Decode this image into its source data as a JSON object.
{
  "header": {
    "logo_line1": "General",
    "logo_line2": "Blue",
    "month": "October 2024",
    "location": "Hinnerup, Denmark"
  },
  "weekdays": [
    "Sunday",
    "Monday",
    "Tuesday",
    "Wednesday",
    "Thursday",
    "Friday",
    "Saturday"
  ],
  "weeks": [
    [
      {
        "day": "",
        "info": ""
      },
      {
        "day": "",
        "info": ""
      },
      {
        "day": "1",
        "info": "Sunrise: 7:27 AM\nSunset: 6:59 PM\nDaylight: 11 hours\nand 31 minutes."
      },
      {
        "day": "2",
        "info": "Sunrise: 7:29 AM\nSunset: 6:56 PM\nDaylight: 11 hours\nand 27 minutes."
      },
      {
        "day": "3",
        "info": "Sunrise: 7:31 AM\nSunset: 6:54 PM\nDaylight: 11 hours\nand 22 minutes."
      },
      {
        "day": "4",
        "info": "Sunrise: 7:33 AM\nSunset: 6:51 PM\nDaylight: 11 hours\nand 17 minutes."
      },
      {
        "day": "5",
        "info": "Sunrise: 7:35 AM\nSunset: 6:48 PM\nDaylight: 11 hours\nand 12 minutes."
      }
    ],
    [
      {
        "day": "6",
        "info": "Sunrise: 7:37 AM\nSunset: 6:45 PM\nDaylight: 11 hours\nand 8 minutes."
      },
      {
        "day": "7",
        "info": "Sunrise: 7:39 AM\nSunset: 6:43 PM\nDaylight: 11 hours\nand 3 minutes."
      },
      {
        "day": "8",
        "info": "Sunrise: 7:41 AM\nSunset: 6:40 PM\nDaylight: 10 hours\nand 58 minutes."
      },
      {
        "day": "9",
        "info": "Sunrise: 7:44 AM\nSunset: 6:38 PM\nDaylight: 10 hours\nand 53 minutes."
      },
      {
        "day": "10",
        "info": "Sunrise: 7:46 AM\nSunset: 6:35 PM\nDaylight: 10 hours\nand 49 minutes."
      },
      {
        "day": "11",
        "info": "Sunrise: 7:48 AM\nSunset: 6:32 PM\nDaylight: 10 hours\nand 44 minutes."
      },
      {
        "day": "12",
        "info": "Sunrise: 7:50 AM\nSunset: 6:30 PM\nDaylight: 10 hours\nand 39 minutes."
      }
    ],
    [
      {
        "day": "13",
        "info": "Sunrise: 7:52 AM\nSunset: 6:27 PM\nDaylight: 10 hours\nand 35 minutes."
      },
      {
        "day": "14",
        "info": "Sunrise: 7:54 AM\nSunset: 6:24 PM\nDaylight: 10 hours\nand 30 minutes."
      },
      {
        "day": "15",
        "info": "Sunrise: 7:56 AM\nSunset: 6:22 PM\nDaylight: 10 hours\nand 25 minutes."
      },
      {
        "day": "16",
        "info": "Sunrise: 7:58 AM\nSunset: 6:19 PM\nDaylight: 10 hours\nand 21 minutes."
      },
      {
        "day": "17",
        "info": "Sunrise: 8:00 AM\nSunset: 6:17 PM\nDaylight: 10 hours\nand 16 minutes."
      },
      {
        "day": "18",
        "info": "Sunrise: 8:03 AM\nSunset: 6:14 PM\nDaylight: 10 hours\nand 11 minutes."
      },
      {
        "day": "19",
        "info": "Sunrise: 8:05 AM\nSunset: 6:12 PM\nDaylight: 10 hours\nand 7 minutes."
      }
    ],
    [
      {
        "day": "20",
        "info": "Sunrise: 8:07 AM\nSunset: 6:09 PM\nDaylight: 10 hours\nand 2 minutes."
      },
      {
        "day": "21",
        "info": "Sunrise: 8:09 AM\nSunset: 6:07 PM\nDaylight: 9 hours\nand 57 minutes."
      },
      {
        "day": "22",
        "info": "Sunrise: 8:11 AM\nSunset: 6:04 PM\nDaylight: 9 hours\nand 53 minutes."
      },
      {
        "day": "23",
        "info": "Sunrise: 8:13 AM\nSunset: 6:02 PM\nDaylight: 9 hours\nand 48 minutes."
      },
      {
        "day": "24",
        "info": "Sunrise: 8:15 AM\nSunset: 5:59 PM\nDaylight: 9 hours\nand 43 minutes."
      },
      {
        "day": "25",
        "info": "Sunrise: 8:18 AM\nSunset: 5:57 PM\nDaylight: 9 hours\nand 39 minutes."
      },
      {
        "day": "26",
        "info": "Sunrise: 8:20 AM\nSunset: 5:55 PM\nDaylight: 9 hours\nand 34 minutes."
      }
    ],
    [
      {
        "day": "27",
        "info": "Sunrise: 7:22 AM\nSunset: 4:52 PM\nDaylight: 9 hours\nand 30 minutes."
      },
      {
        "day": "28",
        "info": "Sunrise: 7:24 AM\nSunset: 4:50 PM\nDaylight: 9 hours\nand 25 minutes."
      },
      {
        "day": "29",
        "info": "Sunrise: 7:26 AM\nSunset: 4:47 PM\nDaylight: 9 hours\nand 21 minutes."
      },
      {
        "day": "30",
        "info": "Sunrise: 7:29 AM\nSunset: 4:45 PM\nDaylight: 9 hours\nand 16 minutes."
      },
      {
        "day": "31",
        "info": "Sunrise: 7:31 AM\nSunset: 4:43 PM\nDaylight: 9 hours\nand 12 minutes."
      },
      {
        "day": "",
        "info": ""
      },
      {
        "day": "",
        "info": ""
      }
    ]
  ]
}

TASK OBJECTIVE
Return all of the data exactly as it reads.

RESPONSE
Decode this image into its source data as a JSON object.
{
  "header": {
    "logo_line1": "General",
    "logo_line2": "Blue",
    "month": "October 2024",
    "location": "Hinnerup, Denmark"
  },
  "weekdays": [
    "Sunday",
    "Monday",
    "Tuesday",
    "Wednesday",
    "Thursday",
    "Friday",
    "Saturday"
  ],
  "weeks": [
    [
      {
        "day": "",
        "info": ""
      },
      {
        "day": "",
        "info": ""
      },
      {
        "day": "1",
        "info": "Sunrise: 7:27 AM\nSunset: 6:59 PM\nDaylight: 11 hours\nand 31 minutes."
      },
      {
        "day": "2",
        "info": "Sunrise: 7:29 AM\nSunset: 6:56 PM\nDaylight: 11 hours\nand 27 minutes."
      },
      {
        "day": "3",
        "info": "Sunrise: 7:31 AM\nSunset: 6:54 PM\nDaylight: 11 hours\nand 22 minutes."
      },
      {
        "day": "4",
        "info": "Sunrise: 7:33 AM\nSunset: 6:51 PM\nDaylight: 11 hours\nand 17 minutes."
      },
      {
        "day": "5",
        "info": "Sunrise: 7:35 AM\nSunset: 6:48 PM\nDaylight: 11 hours\nand 12 minutes."
      }
    ],
    [
      {
        "day": "6",
        "info": "Sunrise: 7:37 AM\nSunset: 6:45 PM\nDaylight: 11 hours\nand 8 minutes."
      },
      {
        "day": "7",
        "info": "Sunrise: 7:39 AM\nSunset: 6:43 PM\nDaylight: 11 hours\nand 3 minutes."
      },
      {
        "day": "8",
        "info": "Sunrise: 7:41 AM\nSunset: 6:40 PM\nDaylight: 10 hours\nand 58 minutes."
      },
      {
        "day": "9",
        "info": "Sunrise: 7:44 AM\nSunset: 6:38 PM\nDaylight: 10 hours\nand 53 minutes."
      },
      {
        "day": "10",
        "info": "Sunrise: 7:46 AM\nSunset: 6:35 PM\nDaylight: 10 hours\nand 49 minutes."
      },
      {
        "day": "11",
        "info": "Sunrise: 7:48 AM\nSunset: 6:32 PM\nDaylight: 10 hours\nand 44 minutes."
      },
      {
        "day": "12",
        "info": "Sunrise: 7:50 AM\nSunset: 6:30 PM\nDaylight: 10 hours\nand 39 minutes."
      }
    ],
    [
      {
        "day": "13",
        "info": "Sunrise: 7:52 AM\nSunset: 6:27 PM\nDaylight: 10 hours\nand 35 minutes."
      },
      {
        "day": "14",
        "info": "Sunrise: 7:54 AM\nSunset: 6:24 PM\nDaylight: 10 hours\nand 30 minutes."
      },
      {
        "day": "15",
        "info": "Sunrise: 7:56 AM\nSunset: 6:22 PM\nDaylight: 10 hours\nand 25 minutes."
      },
      {
        "day": "16",
        "info": "Sunrise: 7:58 AM\nSunset: 6:19 PM\nDaylight: 10 hours\nand 21 minutes."
      },
      {
        "day": "17",
        "info": "Sunrise: 8:00 AM\nSunset: 6:17 PM\nDaylight: 10 hours\nand 16 minutes."
      },
      {
        "day": "18",
        "info": "Sunrise: 8:03 AM\nSunset: 6:14 PM\nDaylight: 10 hours\nand 11 minutes."
      },
      {
        "day": "19",
        "info": "Sunrise: 8:05 AM\nSunset: 6:12 PM\nDaylight: 10 hours\nand 7 minutes."
      }
    ],
    [
      {
        "day": "20",
        "info": "Sunrise: 8:07 AM\nSunset: 6:09 PM\nDaylight: 10 hours\nand 2 minutes."
      },
      {
        "day": "21",
        "info": "Sunrise: 8:09 AM\nSunset: 6:07 PM\nDaylight: 9 hours\nand 57 minutes."
      },
      {
        "day": "22",
        "info": "Sunrise: 8:11 AM\nSunset: 6:04 PM\nDaylight: 9 hours\nand 53 minutes."
      },
      {
        "day": "23",
        "info": "Sunrise: 8:13 AM\nSunset: 6:02 PM\nDaylight: 9 hours\nand 48 minutes."
      },
      {
        "day": "24",
        "info": "Sunrise: 8:15 AM\nSunset: 5:59 PM\nDaylight: 9 hours\nand 43 minutes."
      },
      {
        "day": "25",
        "info": "Sunrise: 8:18 AM\nSunset: 5:57 PM\nDaylight: 9 hours\nand 39 minutes."
      },
      {
        "day": "26",
        "info": "Sunrise: 8:20 AM\nSunset: 5:55 PM\nDaylight: 9 hours\nand 34 minutes."
      }
    ],
    [
      {
        "day": "27",
        "info": "Sunrise: 7:22 AM\nSunset: 4:52 PM\nDaylight: 9 hours\nand 30 minutes."
      },
      {
        "day": "28",
        "info": "Sunrise: 7:24 AM\nSunset: 4:50 PM\nDaylight: 9 hours\nand 25 minutes."
      },
      {
        "day": "29",
        "info": "Sunrise: 7:26 AM\nSunset: 4:47 PM\nDaylight: 9 hours\nand 21 minutes."
      },
      {
        "day": "30",
        "info": "Sunrise: 7:29 AM\nSunset: 4:45 PM\nDaylight: 9 hours\nand 16 minutes."
      },
      {
        "day": "31",
        "info": "Sunrise: 7:31 AM\nSunset: 4:43 PM\nDaylight: 9 hours\nand 12 minutes."
      },
      {
        "day": "",
        "info": ""
      },
      {
        "day": "",
        "info": ""
      }
    ]
  ]
}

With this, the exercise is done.